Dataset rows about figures
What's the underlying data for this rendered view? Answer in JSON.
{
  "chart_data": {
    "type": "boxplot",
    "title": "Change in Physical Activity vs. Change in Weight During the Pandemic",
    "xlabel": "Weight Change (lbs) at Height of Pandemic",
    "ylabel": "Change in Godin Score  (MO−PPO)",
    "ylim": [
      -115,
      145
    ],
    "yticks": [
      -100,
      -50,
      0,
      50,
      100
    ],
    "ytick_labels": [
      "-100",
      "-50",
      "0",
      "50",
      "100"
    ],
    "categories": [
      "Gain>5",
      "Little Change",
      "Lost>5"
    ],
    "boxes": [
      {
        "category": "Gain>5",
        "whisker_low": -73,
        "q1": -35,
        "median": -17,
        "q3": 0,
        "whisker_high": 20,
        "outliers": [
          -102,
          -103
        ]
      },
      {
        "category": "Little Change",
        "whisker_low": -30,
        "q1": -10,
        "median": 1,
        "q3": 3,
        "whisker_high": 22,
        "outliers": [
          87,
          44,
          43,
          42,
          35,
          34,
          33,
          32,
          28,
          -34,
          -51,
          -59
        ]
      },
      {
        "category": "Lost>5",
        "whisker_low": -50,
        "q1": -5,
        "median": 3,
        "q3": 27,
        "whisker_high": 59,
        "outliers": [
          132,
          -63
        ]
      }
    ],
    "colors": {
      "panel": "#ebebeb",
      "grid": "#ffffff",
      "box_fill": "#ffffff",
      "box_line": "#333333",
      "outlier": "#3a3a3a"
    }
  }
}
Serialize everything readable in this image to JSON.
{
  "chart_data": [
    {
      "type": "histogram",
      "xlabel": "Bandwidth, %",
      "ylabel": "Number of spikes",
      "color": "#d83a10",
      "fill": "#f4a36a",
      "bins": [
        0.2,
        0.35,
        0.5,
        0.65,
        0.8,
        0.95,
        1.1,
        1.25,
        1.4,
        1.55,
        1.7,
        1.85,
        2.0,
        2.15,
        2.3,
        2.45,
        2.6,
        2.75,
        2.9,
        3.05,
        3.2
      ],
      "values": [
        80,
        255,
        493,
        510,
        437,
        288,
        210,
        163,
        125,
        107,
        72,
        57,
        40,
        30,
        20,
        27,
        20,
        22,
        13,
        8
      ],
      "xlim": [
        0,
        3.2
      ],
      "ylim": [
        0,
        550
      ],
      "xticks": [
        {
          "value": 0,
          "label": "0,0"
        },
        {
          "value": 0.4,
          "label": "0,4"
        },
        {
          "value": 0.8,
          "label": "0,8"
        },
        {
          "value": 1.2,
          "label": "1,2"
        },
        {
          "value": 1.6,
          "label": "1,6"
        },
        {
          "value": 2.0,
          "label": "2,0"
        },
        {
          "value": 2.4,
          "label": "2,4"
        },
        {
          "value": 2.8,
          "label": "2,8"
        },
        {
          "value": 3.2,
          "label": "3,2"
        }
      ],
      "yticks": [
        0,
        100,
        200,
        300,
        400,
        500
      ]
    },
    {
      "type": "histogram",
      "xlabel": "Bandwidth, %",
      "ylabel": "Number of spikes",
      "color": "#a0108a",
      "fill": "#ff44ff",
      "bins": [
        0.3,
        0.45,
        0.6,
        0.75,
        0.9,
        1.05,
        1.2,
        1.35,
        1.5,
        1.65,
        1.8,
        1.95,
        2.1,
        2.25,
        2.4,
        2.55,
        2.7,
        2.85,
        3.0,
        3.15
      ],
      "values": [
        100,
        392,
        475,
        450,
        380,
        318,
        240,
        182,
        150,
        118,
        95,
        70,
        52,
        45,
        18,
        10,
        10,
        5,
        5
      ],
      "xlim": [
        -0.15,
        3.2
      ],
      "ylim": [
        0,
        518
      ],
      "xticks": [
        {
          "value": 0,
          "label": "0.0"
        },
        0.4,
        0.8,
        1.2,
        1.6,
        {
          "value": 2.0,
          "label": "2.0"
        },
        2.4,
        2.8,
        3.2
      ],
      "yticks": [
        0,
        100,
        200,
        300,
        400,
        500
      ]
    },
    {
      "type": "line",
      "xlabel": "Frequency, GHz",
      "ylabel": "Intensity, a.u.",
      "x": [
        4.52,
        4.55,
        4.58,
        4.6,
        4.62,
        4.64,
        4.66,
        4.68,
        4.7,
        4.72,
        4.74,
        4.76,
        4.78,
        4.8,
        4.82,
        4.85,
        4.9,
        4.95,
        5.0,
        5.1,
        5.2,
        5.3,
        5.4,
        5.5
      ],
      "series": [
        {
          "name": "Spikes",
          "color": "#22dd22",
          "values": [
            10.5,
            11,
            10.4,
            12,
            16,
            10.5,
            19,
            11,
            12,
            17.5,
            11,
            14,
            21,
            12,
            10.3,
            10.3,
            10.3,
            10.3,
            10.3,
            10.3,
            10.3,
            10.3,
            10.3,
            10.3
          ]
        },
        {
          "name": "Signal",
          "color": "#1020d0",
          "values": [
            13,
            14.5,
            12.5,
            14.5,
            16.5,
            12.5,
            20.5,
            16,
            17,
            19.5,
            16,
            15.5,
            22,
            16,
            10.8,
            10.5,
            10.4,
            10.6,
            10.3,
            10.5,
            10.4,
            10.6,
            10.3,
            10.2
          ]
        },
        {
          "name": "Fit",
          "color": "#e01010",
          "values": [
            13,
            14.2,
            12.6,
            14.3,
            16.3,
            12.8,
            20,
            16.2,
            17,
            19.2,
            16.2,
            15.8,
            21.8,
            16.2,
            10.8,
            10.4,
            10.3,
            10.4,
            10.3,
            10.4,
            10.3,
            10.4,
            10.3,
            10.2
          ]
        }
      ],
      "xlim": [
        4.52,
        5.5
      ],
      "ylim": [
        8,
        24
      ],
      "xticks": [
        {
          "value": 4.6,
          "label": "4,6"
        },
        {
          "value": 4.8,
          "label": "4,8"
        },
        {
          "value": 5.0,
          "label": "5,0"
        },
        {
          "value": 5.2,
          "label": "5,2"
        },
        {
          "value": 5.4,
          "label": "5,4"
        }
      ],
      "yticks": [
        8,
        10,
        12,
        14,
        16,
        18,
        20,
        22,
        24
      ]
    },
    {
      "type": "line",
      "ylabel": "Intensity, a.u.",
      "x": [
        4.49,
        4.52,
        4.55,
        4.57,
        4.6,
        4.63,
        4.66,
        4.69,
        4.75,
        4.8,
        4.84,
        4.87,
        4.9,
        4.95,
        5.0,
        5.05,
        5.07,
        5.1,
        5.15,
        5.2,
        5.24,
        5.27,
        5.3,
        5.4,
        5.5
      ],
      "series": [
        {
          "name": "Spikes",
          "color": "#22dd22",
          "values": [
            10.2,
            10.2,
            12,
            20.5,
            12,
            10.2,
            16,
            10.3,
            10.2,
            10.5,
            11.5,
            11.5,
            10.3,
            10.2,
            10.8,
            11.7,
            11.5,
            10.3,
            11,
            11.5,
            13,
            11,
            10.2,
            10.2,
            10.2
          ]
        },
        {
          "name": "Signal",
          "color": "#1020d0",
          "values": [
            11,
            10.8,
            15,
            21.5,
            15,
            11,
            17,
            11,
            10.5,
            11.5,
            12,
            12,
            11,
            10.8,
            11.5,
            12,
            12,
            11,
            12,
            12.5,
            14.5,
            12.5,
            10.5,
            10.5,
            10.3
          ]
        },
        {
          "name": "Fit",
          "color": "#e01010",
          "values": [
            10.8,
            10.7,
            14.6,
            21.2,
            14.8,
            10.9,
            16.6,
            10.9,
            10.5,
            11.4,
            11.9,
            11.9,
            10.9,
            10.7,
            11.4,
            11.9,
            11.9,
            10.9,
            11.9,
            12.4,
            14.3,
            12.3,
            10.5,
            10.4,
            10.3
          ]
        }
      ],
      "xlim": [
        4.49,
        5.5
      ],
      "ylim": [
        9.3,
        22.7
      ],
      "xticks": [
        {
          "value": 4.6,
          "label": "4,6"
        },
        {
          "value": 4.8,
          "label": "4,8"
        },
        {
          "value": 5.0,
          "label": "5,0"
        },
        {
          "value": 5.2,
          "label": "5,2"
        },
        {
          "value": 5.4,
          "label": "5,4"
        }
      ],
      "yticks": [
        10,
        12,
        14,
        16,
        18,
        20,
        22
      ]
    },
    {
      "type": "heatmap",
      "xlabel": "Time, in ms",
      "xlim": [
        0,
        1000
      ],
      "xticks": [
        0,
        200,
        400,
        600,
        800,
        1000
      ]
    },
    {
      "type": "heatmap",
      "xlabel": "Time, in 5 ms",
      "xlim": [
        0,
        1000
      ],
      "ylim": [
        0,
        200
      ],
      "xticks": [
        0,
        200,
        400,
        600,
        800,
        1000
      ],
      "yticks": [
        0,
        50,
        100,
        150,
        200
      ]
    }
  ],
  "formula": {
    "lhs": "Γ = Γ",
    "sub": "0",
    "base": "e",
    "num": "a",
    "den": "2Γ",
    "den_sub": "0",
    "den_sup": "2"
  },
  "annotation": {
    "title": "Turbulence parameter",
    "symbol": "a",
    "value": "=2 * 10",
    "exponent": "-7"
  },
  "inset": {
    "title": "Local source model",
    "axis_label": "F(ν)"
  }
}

(Challenge): Locate all lines in the listing above with the word "xlabel". Copy them.

(Exercise output):
    "xlabel": "Weight Change (lbs) at Height of Pandemic",
      "xlabel": "Bandwidth, %",
      "xlabel": "Bandwidth, %",
      "xlabel": "Frequency, GHz",
      "xlabel": "Time, in ms",
      "xlabel": "Time, in 5 ms",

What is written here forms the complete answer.